━━━━━ The data ━━━━━

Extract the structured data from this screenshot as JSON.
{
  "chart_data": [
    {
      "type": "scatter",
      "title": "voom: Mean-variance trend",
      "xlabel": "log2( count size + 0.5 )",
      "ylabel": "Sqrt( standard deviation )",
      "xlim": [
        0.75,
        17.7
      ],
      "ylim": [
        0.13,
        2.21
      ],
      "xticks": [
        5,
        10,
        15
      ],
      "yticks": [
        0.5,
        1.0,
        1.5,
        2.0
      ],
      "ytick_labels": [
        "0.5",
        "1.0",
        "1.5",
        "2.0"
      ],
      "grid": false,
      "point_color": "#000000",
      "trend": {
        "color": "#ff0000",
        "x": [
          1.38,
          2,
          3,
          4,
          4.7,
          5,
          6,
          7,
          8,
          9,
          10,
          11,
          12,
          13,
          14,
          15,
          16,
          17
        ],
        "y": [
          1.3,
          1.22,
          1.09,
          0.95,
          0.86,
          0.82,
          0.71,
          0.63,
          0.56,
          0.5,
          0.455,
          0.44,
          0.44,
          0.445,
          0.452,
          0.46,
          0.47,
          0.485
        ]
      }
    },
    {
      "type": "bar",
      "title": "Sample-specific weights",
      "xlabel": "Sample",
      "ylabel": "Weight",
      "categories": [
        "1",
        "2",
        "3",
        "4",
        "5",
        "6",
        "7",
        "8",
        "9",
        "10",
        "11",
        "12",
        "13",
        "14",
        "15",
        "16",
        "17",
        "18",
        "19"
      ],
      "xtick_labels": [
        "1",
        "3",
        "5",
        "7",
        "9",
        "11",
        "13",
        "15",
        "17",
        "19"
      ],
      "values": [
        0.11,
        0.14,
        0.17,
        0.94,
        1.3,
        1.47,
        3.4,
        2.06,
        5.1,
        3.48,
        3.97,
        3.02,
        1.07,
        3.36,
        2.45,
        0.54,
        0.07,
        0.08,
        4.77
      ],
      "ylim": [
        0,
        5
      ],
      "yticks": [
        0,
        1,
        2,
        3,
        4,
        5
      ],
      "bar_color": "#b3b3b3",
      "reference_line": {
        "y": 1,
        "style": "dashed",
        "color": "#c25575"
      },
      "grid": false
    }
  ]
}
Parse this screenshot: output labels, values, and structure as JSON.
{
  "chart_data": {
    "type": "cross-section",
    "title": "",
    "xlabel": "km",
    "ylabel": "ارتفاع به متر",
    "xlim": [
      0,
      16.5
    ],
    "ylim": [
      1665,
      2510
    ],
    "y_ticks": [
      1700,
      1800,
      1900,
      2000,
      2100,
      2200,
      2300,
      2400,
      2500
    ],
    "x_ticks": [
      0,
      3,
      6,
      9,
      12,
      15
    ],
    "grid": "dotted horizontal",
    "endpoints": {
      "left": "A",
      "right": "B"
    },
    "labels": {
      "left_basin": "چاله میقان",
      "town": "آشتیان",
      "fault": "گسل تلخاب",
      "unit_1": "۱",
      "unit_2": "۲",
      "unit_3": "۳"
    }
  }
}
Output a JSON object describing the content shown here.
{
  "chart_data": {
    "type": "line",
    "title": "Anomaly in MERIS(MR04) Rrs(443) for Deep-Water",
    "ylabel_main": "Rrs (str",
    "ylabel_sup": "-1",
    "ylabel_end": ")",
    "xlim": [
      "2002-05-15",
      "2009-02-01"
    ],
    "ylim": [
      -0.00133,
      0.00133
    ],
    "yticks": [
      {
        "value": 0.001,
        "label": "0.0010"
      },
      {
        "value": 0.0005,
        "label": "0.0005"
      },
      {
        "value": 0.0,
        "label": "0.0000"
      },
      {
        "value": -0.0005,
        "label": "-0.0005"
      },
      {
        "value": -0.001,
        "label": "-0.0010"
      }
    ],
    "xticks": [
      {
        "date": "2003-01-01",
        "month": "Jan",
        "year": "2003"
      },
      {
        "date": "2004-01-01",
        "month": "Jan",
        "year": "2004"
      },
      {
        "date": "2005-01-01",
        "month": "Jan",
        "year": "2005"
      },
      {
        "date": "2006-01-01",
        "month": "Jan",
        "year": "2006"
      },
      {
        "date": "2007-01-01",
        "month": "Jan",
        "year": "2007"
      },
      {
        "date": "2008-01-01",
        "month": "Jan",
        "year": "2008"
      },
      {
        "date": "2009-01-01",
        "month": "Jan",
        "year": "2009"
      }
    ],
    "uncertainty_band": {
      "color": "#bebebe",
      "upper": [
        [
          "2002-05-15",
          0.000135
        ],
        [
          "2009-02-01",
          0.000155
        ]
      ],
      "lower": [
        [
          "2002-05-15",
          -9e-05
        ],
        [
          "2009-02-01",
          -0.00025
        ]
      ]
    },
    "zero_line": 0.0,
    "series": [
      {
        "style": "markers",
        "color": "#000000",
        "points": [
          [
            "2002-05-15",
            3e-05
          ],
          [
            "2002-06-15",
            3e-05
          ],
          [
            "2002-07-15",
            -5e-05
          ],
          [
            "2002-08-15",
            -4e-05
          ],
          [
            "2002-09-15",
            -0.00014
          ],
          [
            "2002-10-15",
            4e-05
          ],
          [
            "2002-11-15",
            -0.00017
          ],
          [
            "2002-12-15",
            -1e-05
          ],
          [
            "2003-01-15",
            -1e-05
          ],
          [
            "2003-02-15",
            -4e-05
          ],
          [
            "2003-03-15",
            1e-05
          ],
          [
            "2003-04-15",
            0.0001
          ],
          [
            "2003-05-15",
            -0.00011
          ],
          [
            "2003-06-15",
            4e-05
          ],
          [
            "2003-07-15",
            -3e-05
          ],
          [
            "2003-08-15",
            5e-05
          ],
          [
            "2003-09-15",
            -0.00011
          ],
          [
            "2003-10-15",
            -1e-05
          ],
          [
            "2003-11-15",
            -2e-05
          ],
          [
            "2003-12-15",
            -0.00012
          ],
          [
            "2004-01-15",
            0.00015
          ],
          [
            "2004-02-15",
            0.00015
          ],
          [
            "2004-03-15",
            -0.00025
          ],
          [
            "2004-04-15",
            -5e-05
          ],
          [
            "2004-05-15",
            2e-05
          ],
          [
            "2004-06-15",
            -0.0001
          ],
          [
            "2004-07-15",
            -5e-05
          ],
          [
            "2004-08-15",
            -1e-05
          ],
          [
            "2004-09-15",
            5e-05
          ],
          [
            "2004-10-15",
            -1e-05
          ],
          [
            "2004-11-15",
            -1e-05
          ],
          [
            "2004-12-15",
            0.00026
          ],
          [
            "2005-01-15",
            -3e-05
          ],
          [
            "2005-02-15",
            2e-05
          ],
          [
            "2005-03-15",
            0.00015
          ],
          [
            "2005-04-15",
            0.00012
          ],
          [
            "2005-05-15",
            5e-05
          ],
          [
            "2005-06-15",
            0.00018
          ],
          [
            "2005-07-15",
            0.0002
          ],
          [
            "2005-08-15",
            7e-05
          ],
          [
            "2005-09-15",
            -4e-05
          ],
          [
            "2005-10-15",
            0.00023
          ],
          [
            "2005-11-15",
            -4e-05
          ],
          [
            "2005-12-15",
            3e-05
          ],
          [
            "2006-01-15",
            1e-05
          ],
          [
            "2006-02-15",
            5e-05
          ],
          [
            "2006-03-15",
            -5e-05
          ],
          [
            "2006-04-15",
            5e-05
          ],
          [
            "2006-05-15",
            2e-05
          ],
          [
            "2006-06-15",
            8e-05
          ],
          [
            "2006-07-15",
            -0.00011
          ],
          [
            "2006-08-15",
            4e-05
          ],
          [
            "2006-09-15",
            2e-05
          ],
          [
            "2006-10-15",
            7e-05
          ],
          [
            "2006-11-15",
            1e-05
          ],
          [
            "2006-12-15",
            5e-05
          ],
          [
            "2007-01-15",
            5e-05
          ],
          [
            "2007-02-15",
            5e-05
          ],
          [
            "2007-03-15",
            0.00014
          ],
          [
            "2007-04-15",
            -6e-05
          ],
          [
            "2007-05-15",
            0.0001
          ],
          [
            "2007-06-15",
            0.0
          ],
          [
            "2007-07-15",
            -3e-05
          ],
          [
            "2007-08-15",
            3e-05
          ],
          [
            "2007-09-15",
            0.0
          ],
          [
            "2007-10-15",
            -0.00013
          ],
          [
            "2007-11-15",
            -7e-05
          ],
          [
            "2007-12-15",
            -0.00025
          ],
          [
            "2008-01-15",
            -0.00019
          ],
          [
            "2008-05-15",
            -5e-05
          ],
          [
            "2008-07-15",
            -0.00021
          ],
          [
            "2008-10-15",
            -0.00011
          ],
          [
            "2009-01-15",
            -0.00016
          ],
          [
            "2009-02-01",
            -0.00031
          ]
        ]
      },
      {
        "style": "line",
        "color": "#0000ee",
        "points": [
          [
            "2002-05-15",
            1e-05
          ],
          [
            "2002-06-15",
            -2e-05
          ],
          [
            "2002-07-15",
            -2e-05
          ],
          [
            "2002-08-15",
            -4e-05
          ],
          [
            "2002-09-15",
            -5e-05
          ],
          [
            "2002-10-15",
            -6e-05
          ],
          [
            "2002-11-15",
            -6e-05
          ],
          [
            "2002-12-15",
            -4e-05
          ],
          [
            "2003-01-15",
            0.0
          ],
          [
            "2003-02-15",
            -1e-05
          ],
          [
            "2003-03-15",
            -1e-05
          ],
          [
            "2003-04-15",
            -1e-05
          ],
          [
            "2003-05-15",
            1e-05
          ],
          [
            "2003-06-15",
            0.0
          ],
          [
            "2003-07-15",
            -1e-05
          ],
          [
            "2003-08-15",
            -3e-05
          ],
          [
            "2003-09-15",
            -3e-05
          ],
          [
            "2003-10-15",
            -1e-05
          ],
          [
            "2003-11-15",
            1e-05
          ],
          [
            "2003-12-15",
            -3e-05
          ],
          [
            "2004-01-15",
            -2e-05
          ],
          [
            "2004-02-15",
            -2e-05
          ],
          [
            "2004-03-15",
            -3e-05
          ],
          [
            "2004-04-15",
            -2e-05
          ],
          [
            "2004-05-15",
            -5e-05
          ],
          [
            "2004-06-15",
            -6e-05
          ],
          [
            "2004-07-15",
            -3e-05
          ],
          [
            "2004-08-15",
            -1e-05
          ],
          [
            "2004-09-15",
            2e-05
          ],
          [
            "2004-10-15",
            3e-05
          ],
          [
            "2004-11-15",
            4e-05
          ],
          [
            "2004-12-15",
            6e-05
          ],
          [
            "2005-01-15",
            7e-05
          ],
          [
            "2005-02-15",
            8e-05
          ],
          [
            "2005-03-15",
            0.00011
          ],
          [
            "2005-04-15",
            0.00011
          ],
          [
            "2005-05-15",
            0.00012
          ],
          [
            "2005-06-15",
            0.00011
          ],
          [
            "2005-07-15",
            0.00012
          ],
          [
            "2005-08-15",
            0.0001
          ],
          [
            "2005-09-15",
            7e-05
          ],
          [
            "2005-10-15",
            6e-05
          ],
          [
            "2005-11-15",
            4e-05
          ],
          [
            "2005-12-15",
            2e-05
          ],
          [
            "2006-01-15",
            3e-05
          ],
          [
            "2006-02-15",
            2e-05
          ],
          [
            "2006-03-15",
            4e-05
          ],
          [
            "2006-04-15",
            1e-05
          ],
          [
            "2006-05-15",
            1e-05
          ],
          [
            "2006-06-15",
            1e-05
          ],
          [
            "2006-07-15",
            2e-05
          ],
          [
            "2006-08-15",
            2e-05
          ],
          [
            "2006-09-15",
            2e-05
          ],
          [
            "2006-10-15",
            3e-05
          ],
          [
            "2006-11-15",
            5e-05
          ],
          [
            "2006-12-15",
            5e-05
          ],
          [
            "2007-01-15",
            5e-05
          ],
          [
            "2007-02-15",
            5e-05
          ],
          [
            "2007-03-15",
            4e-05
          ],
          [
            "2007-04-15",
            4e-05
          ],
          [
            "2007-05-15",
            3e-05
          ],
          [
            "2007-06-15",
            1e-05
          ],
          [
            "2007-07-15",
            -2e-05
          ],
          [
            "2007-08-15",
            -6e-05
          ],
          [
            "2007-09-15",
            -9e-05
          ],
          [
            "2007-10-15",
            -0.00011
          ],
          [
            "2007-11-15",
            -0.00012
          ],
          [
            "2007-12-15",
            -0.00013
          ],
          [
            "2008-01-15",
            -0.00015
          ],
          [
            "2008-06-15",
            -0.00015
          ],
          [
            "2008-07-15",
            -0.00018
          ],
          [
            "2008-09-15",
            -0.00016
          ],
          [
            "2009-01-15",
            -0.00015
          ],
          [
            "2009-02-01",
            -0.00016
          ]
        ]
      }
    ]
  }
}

━━━━━

Written task: Where a line contains the string "xlabel", extract that line.

Result of the task:
      "xlabel": "log2( count size + 0.5 )",
      "xlabel": "Sample",
    "xlabel": "km",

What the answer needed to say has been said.